Task goal: Copy every line in which the string "orbits" occurs.

Data excerpts:
════
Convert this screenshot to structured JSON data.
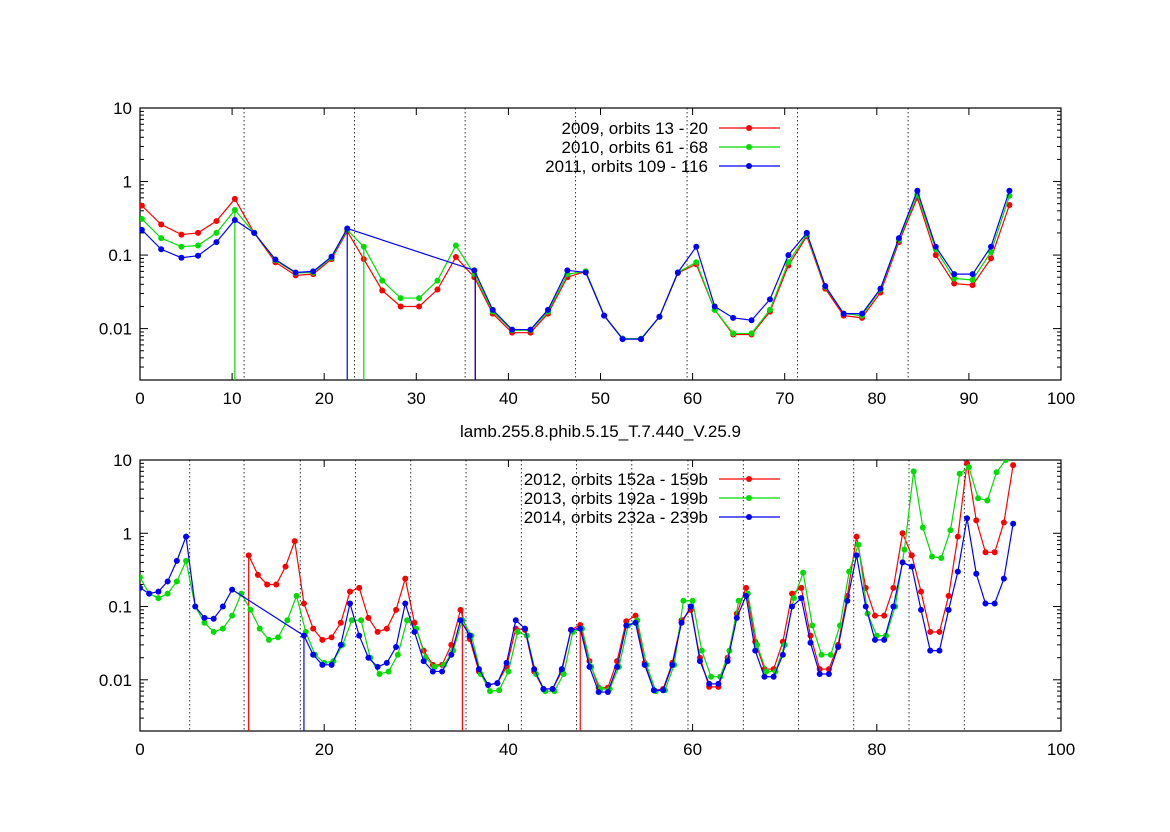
{
  "chart_data": [
    {
      "type": "line",
      "title": "",
      "xlabel": "lamb.255.8.phib.5.15_T.7.440_V.25.9",
      "ylabel": "",
      "xlim": [
        0,
        100
      ],
      "ylim": [
        0.002,
        10
      ],
      "yscale": "log",
      "xticks": [
        0,
        10,
        20,
        30,
        40,
        50,
        60,
        70,
        80,
        90,
        100
      ],
      "yticks": [
        0.01,
        0.1,
        1,
        10
      ],
      "ytick_labels": [
        "0.01",
        "0.1",
        "1",
        "10"
      ],
      "vlines": [
        11.3,
        23.3,
        35.3,
        47.3,
        59.4,
        71.4,
        83.4
      ],
      "legend_position": "top-center",
      "series": [
        {
          "name": "2009, orbits     13 - 20",
          "color": "#ff0000",
          "drops": [
            36.4
          ],
          "x": [
            0.2,
            2.3,
            4.5,
            6.3,
            8.3,
            10.3,
            12.4,
            14.7,
            16.9,
            18.8,
            20.8,
            22.5,
            24.3,
            26.3,
            28.3,
            30.3,
            32.3,
            34.3,
            36.3,
            38.3,
            40.4,
            42.4,
            44.3,
            46.4,
            48.4,
            50.4,
            52.4,
            54.4,
            56.4,
            58.4,
            60.4,
            62.4,
            64.4,
            66.4,
            68.4,
            70.4,
            72.4,
            74.4,
            76.4,
            78.4,
            80.4,
            82.4,
            84.4,
            86.4,
            88.4,
            90.4,
            92.4,
            94.4
          ],
          "y": [
            0.47,
            0.26,
            0.19,
            0.2,
            0.29,
            0.58,
            0.2,
            0.08,
            0.053,
            0.055,
            0.088,
            0.21,
            0.088,
            0.033,
            0.02,
            0.02,
            0.034,
            0.094,
            0.05,
            0.016,
            0.0088,
            0.0088,
            0.016,
            0.05,
            0.06,
            0.015,
            0.0073,
            0.0072,
            0.0145,
            0.057,
            0.075,
            0.018,
            0.0083,
            0.0083,
            0.017,
            0.072,
            0.18,
            0.035,
            0.015,
            0.014,
            0.031,
            0.15,
            0.6,
            0.1,
            0.041,
            0.039,
            0.09,
            0.48
          ]
        },
        {
          "name": "2010, orbits     61 - 68",
          "color": "#00dd00",
          "drops": [
            10.3,
            24.3
          ],
          "x": [
            0.2,
            2.3,
            4.5,
            6.3,
            8.3,
            10.3,
            12.4,
            14.7,
            16.9,
            18.8,
            20.8,
            22.5,
            24.3,
            26.3,
            28.3,
            30.3,
            32.3,
            34.3,
            36.3,
            38.3,
            40.4,
            42.4,
            44.3,
            46.4,
            48.4,
            50.4,
            52.4,
            54.4,
            56.4,
            58.4,
            60.4,
            62.4,
            64.4,
            66.4,
            68.4,
            70.4,
            72.4,
            74.4,
            76.4,
            78.4,
            80.4,
            82.4,
            84.4,
            86.4,
            88.4,
            90.4,
            92.4,
            94.4
          ],
          "y": [
            0.31,
            0.17,
            0.13,
            0.135,
            0.2,
            0.41,
            0.2,
            0.085,
            0.057,
            0.058,
            0.092,
            0.22,
            0.13,
            0.045,
            0.026,
            0.026,
            0.045,
            0.135,
            0.055,
            0.017,
            0.0095,
            0.0095,
            0.017,
            0.055,
            0.06,
            0.015,
            0.0073,
            0.0073,
            0.0145,
            0.058,
            0.08,
            0.018,
            0.0086,
            0.0086,
            0.018,
            0.08,
            0.19,
            0.037,
            0.016,
            0.015,
            0.034,
            0.16,
            0.66,
            0.12,
            0.048,
            0.046,
            0.11,
            0.64
          ]
        },
        {
          "name": "2011, orbits 109 - 116",
          "color": "#0000ff",
          "drops": [
            22.5,
            36.4
          ],
          "x": [
            0.2,
            2.3,
            4.5,
            6.3,
            8.3,
            10.3,
            12.4,
            14.7,
            16.9,
            18.8,
            20.8,
            22.5,
            36.3,
            38.3,
            40.4,
            42.4,
            44.3,
            46.4,
            48.4,
            50.4,
            52.4,
            54.4,
            56.4,
            58.4,
            60.4,
            62.4,
            64.4,
            66.4,
            68.4,
            70.4,
            72.4,
            74.4,
            76.4,
            78.4,
            80.4,
            82.4,
            84.4,
            86.4,
            88.4,
            90.4,
            92.4,
            94.4
          ],
          "y": [
            0.22,
            0.12,
            0.092,
            0.098,
            0.15,
            0.3,
            0.2,
            0.087,
            0.058,
            0.06,
            0.095,
            0.23,
            0.062,
            0.018,
            0.0097,
            0.0097,
            0.018,
            0.062,
            0.058,
            0.015,
            0.0072,
            0.0072,
            0.0145,
            0.058,
            0.13,
            0.02,
            0.014,
            0.013,
            0.025,
            0.1,
            0.2,
            0.038,
            0.016,
            0.016,
            0.035,
            0.17,
            0.75,
            0.13,
            0.055,
            0.055,
            0.13,
            0.75
          ]
        }
      ]
    },
    {
      "type": "line",
      "title": "",
      "xlabel": "",
      "ylabel": "",
      "xlim": [
        0,
        100
      ],
      "ylim": [
        0.002,
        10
      ],
      "yscale": "log",
      "xticks": [
        0,
        20,
        40,
        60,
        80,
        100
      ],
      "yticks": [
        0.01,
        0.1,
        1,
        10
      ],
      "ytick_labels": [
        "0.01",
        "0.1",
        "1",
        "10"
      ],
      "vlines": [
        5.4,
        11.3,
        17.4,
        23.4,
        29.4,
        35.4,
        41.4,
        47.4,
        53.4,
        59.5,
        65.5,
        71.5,
        77.5,
        83.5,
        89.5
      ],
      "legend_position": "top-center",
      "series": [
        {
          "name": "2012, orbits 152a - 159b",
          "color": "#ff0000",
          "drops": [
            11.8,
            35.0,
            47.8
          ],
          "x": [
            11.8,
            12.8,
            13.8,
            14.8,
            15.8,
            16.8,
            17.8,
            18.8,
            19.8,
            20.8,
            21.8,
            22.8,
            23.8,
            24.8,
            25.8,
            26.8,
            27.8,
            28.8,
            29.8,
            30.8,
            31.8,
            32.8,
            33.8,
            34.8,
            35.8,
            36.8,
            37.8,
            38.8,
            39.8,
            40.8,
            41.8,
            42.8,
            43.8,
            44.8,
            45.8,
            46.8,
            47.8,
            48.8,
            49.8,
            50.8,
            51.8,
            52.8,
            53.8,
            54.8,
            55.8,
            56.8,
            57.8,
            58.8,
            59.8,
            60.8,
            61.8,
            62.8,
            63.8,
            64.8,
            65.8,
            66.8,
            67.8,
            68.8,
            69.8,
            70.8,
            71.8,
            72.8,
            73.8,
            74.8,
            75.8,
            76.8,
            77.8,
            78.8,
            79.8,
            80.8,
            81.8,
            82.8,
            83.8,
            84.8,
            85.8,
            86.8,
            87.8,
            88.8,
            89.8,
            90.8,
            91.8,
            92.8,
            93.8,
            94.8
          ],
          "y": [
            0.5,
            0.27,
            0.2,
            0.2,
            0.35,
            0.78,
            0.11,
            0.05,
            0.035,
            0.038,
            0.06,
            0.16,
            0.18,
            0.07,
            0.045,
            0.05,
            0.09,
            0.24,
            0.06,
            0.025,
            0.016,
            0.016,
            0.03,
            0.09,
            0.036,
            0.013,
            0.0085,
            0.009,
            0.015,
            0.05,
            0.048,
            0.013,
            0.0075,
            0.0075,
            0.013,
            0.048,
            0.056,
            0.018,
            0.0078,
            0.0078,
            0.018,
            0.063,
            0.075,
            0.017,
            0.0072,
            0.0075,
            0.017,
            0.065,
            0.09,
            0.02,
            0.008,
            0.008,
            0.02,
            0.08,
            0.18,
            0.033,
            0.014,
            0.014,
            0.033,
            0.15,
            0.18,
            0.04,
            0.014,
            0.014,
            0.03,
            0.14,
            0.9,
            0.18,
            0.075,
            0.075,
            0.18,
            1.0,
            0.5,
            0.16,
            0.045,
            0.045,
            0.14,
            0.9,
            9.0,
            1.5,
            0.55,
            0.55,
            1.4,
            8.5
          ]
        },
        {
          "name": "2013, orbits 192a - 199b",
          "color": "#00dd00",
          "drops": [],
          "x": [
            0,
            1,
            2,
            3,
            4,
            5,
            6,
            7,
            8,
            9,
            10,
            11,
            12,
            13,
            14,
            15,
            16,
            17,
            18,
            19,
            20,
            21,
            22,
            23,
            24,
            25,
            26,
            27,
            28,
            29,
            30,
            31,
            32,
            33,
            34,
            35,
            36,
            37,
            38,
            39,
            40,
            41,
            42,
            43,
            44,
            45,
            46,
            47,
            48,
            49,
            50,
            51,
            52,
            53,
            54,
            55,
            56,
            57,
            58,
            59,
            60,
            61,
            62,
            63,
            64,
            65,
            66,
            67,
            68,
            69,
            70,
            71,
            72,
            73,
            74,
            75,
            76,
            77,
            78,
            79,
            80,
            81,
            82,
            83,
            84,
            85,
            86,
            87,
            88,
            89,
            90,
            91,
            92,
            93,
            94
          ],
          "y": [
            0.25,
            0.15,
            0.13,
            0.15,
            0.22,
            0.42,
            0.1,
            0.06,
            0.045,
            0.05,
            0.075,
            0.15,
            0.09,
            0.05,
            0.035,
            0.038,
            0.065,
            0.14,
            0.045,
            0.022,
            0.017,
            0.018,
            0.03,
            0.065,
            0.065,
            0.02,
            0.012,
            0.013,
            0.022,
            0.065,
            0.05,
            0.02,
            0.015,
            0.016,
            0.025,
            0.065,
            0.04,
            0.012,
            0.007,
            0.0072,
            0.013,
            0.045,
            0.04,
            0.012,
            0.007,
            0.007,
            0.012,
            0.045,
            0.05,
            0.015,
            0.0075,
            0.0075,
            0.015,
            0.055,
            0.065,
            0.016,
            0.007,
            0.0072,
            0.016,
            0.12,
            0.12,
            0.025,
            0.011,
            0.011,
            0.025,
            0.12,
            0.15,
            0.03,
            0.013,
            0.013,
            0.03,
            0.13,
            0.29,
            0.055,
            0.022,
            0.022,
            0.055,
            0.3,
            0.7,
            0.08,
            0.04,
            0.04,
            0.1,
            0.6,
            7.0,
            1.2,
            0.48,
            0.46,
            1.1,
            6.5,
            8.0,
            3.0,
            2.8,
            6.8,
            10
          ]
        },
        {
          "name": "2014, orbits 232a - 239b",
          "color": "#0000ff",
          "drops": [
            10.8,
            17.8
          ],
          "x": [
            0,
            1,
            2,
            3,
            4,
            5,
            6,
            7,
            8,
            9,
            10,
            17.8,
            18.8,
            19.8,
            20.8,
            21.8,
            22.8,
            23.8,
            24.8,
            25.8,
            26.8,
            27.8,
            28.8,
            29.8,
            30.8,
            31.8,
            32.8,
            33.8,
            34.8,
            35.8,
            36.8,
            37.8,
            38.8,
            39.8,
            40.8,
            41.8,
            42.8,
            43.8,
            44.8,
            45.8,
            46.8,
            47.8,
            48.8,
            49.8,
            50.8,
            51.8,
            52.8,
            53.8,
            54.8,
            55.8,
            56.8,
            57.8,
            58.8,
            59.8,
            60.8,
            61.8,
            62.8,
            63.8,
            64.8,
            65.8,
            66.8,
            67.8,
            68.8,
            69.8,
            70.8,
            71.8,
            72.8,
            73.8,
            74.8,
            75.8,
            76.8,
            77.8,
            78.8,
            79.8,
            80.8,
            81.8,
            82.8,
            83.8,
            84.8,
            85.8,
            86.8,
            87.8,
            88.8,
            89.8,
            90.8,
            91.8,
            92.8,
            93.8,
            94.8
          ],
          "y": [
            0.18,
            0.15,
            0.16,
            0.22,
            0.42,
            0.9,
            0.1,
            0.07,
            0.068,
            0.1,
            0.17,
            0.04,
            0.022,
            0.016,
            0.016,
            0.03,
            0.11,
            0.04,
            0.02,
            0.015,
            0.017,
            0.028,
            0.11,
            0.045,
            0.018,
            0.013,
            0.013,
            0.022,
            0.065,
            0.04,
            0.014,
            0.0085,
            0.009,
            0.017,
            0.065,
            0.05,
            0.014,
            0.0075,
            0.0075,
            0.014,
            0.048,
            0.05,
            0.015,
            0.0068,
            0.0068,
            0.015,
            0.055,
            0.06,
            0.016,
            0.0072,
            0.0072,
            0.016,
            0.06,
            0.1,
            0.018,
            0.0088,
            0.0088,
            0.018,
            0.07,
            0.14,
            0.025,
            0.011,
            0.011,
            0.022,
            0.1,
            0.13,
            0.032,
            0.012,
            0.012,
            0.028,
            0.12,
            0.5,
            0.1,
            0.035,
            0.035,
            0.1,
            0.4,
            0.35,
            0.09,
            0.025,
            0.025,
            0.09,
            0.3,
            1.6,
            0.28,
            0.11,
            0.11,
            0.24,
            1.35
          ]
        }
      ]
    }
  ]
}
════
Task answer:
          "name": "2009, orbits     13 - 20",
          "name": "2010, orbits     61 - 68",
          "name": "2011, orbits 109 - 116",
          "name": "2012, orbits 152a - 159b",
          "name": "2013, orbits 192a - 199b",
          "name": "2014, orbits 232a - 239b",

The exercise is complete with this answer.